### GIVEN INSTRUCTION
Search the material below for the word "Interface" and copy every line in which it occurs.

━━━━━━━━━━━━━━━━

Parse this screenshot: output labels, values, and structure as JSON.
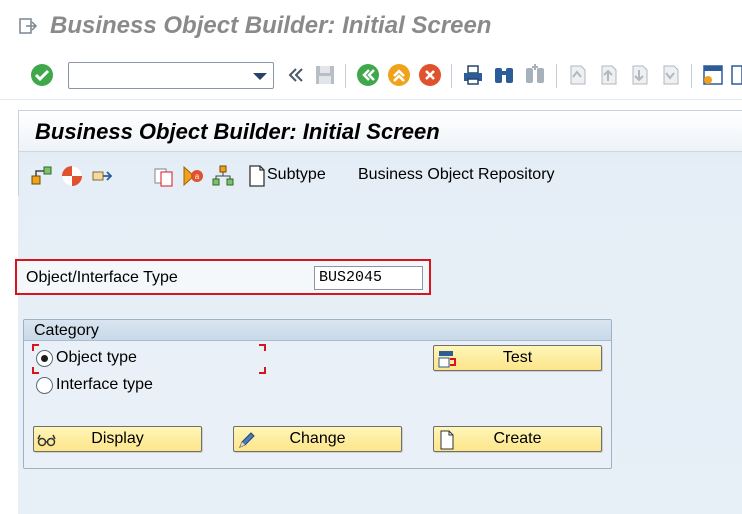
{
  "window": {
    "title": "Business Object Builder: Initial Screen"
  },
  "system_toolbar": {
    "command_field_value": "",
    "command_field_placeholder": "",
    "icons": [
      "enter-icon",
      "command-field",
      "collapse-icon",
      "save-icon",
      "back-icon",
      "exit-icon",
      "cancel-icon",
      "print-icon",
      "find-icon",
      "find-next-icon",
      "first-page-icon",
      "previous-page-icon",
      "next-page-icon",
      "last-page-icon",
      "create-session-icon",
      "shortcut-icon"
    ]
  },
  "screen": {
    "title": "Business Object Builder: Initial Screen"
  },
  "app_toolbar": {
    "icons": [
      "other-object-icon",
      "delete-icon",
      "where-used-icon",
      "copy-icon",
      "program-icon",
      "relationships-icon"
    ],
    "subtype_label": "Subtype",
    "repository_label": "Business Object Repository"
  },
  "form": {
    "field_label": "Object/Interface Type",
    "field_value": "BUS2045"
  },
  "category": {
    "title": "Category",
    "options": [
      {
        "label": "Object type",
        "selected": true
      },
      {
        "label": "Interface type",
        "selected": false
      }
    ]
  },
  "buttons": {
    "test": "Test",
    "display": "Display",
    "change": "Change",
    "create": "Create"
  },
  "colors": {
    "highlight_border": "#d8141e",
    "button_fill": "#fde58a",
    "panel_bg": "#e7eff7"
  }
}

━━━━━━━━━━━━━━━━

### SOLUTION TO THIS TASK
    "field_label": "Object/Interface Type",
        "label": "Interface type",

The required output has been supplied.